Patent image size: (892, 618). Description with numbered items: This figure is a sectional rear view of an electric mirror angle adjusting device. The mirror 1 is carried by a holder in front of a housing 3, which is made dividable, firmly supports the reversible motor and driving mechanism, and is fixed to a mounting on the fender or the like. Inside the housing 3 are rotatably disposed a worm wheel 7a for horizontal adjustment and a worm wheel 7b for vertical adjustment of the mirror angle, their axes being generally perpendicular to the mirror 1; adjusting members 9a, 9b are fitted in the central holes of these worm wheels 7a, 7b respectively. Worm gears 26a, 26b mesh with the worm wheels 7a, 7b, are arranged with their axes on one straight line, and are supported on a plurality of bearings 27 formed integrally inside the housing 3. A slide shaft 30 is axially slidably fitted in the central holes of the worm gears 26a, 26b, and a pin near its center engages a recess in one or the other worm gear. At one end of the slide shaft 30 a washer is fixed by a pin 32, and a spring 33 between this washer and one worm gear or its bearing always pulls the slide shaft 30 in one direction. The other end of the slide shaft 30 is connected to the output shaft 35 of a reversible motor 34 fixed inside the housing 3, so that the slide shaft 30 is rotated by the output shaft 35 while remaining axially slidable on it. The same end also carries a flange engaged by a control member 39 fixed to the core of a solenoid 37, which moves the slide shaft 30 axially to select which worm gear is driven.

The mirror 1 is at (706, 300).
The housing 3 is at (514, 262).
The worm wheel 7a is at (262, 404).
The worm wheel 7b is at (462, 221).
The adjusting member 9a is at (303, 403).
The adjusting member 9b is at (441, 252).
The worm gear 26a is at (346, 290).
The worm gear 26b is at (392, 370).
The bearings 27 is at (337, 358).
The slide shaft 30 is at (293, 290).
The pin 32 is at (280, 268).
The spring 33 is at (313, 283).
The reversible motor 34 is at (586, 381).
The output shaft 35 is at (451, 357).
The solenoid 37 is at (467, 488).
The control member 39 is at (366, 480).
::::::::
(Task prompt): Reproduce every row above, word for word.

(Finished exercise):
Patent image size: (892, 618). Description with numbered items: This figure is a sectional rear view of an electric mirror angle adjusting device. The mirror 1 is carried by a holder in front of a housing 3, which is made dividable, firmly supports the reversible motor and driving mechanism, and is fixed to a mounting on the fender or the like. Inside the housing 3 are rotatably disposed a worm wheel 7a for horizontal adjustment and a worm wheel 7b for vertical adjustment of the mirror angle, their axes being generally perpendicular to the mirror 1; adjusting members 9a, 9b are fitted in the central holes of these worm wheels 7a, 7b respectively. Worm gears 26a, 26b mesh with the worm wheels 7a, 7b, are arranged with their axes on one straight line, and are supported on a plurality of bearings 27 formed integrally inside the housing 3. A slide shaft 30 is axially slidably fitted in the central holes of the worm gears 26a, 26b, and a pin near its center engages a recess in one or the other worm gear. At one end of the slide shaft 30 a washer is fixed by a pin 32, and a spring 33 between this washer and one worm gear or its bearing always pulls the slide shaft 30 in one direction. The other end of the slide shaft 30 is connected to the output shaft 35 of a reversible motor 34 fixed inside the housing 3, so that the slide shaft 30 is rotated by the output shaft 35 while remaining axially slidable on it. The same end also carries a flange engaged by a control member 39 fixed to the core of a solenoid 37, which moves the slide shaft 30 axially to select which worm gear is driven.

The mirror 1 is at (706, 300).
The housing 3 is at (514, 262).
The worm wheel 7a is at (262, 404).
The worm wheel 7b is at (462, 221).
The adjusting member 9a is at (303, 403).
The adjusting member 9b is at (441, 252).
The worm gear 26a is at (346, 290).
The worm gear 26b is at (392, 370).
The bearings 27 is at (337, 358).
The slide shaft 30 is at (293, 290).
The pin 32 is at (280, 268).
The spring 33 is at (313, 283).
The reversible motor 34 is at (586, 381).
The output shaft 35 is at (451, 357).
The solenoid 37 is at (467, 488).
The control member 39 is at (366, 480).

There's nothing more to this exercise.